● **Extracted information**
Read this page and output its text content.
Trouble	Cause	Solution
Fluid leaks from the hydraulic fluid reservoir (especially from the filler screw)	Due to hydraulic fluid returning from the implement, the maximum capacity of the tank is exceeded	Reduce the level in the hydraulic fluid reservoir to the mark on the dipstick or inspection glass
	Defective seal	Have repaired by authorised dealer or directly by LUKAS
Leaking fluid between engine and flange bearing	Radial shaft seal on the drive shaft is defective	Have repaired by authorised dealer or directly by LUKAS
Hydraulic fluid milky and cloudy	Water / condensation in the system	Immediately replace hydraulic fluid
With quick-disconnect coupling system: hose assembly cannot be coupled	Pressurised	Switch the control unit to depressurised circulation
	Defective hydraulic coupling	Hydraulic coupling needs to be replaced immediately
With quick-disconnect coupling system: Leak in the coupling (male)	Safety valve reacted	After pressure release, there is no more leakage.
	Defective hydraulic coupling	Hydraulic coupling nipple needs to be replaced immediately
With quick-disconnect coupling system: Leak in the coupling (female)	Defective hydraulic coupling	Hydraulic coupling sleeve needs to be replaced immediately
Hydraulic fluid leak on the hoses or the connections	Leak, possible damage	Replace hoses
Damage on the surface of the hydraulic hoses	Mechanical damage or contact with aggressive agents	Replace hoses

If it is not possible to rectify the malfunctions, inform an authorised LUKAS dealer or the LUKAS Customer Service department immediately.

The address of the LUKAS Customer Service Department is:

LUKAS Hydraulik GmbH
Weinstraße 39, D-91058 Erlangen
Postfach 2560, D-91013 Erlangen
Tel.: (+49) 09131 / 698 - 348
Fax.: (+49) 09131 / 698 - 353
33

● **Problem statement**
Copy all the records above exactly, missing none.

● **Written solution**
Read this page and output its text content.
Trouble	Cause	Solution
Fluid leaks from the hydraulic fluid reservoir (especially from the filler screw)	Due to hydraulic fluid returning from the implement, the maximum capacity of the tank is exceeded	Reduce the level in the hydraulic fluid reservoir to the mark on the dipstick or inspection glass
	Defective seal	Have repaired by authorised dealer or directly by LUKAS
Leaking fluid between engine and flange bearing	Radial shaft seal on the drive shaft is defective	Have repaired by authorised dealer or directly by LUKAS
Hydraulic fluid milky and cloudy	Water / condensation in the system	Immediately replace hydraulic fluid
With quick-disconnect coupling system: hose assembly cannot be coupled	Pressurised	Switch the control unit to depressurised circulation
	Defective hydraulic coupling	Hydraulic coupling needs to be replaced immediately
With quick-disconnect coupling system: Leak in the coupling (male)	Safety valve reacted	After pressure release, there is no more leakage.
	Defective hydraulic coupling	Hydraulic coupling nipple needs to be replaced immediately
With quick-disconnect coupling system: Leak in the coupling (female)	Defective hydraulic coupling	Hydraulic coupling sleeve needs to be replaced immediately
Hydraulic fluid leak on the hoses or the connections	Leak, possible damage	Replace hoses
Damage on the surface of the hydraulic hoses	Mechanical damage or contact with aggressive agents	Replace hoses

If it is not possible to rectify the malfunctions, inform an authorised LUKAS dealer or the LUKAS Customer Service department immediately.

The address of the LUKAS Customer Service Department is:

LUKAS Hydraulik GmbH
Weinstraße 39, D-91058 Erlangen
Postfach 2560, D-91013 Erlangen
Tel.: (+49) 09131 / 698 - 348
Fax.: (+49) 09131 / 698 - 353
33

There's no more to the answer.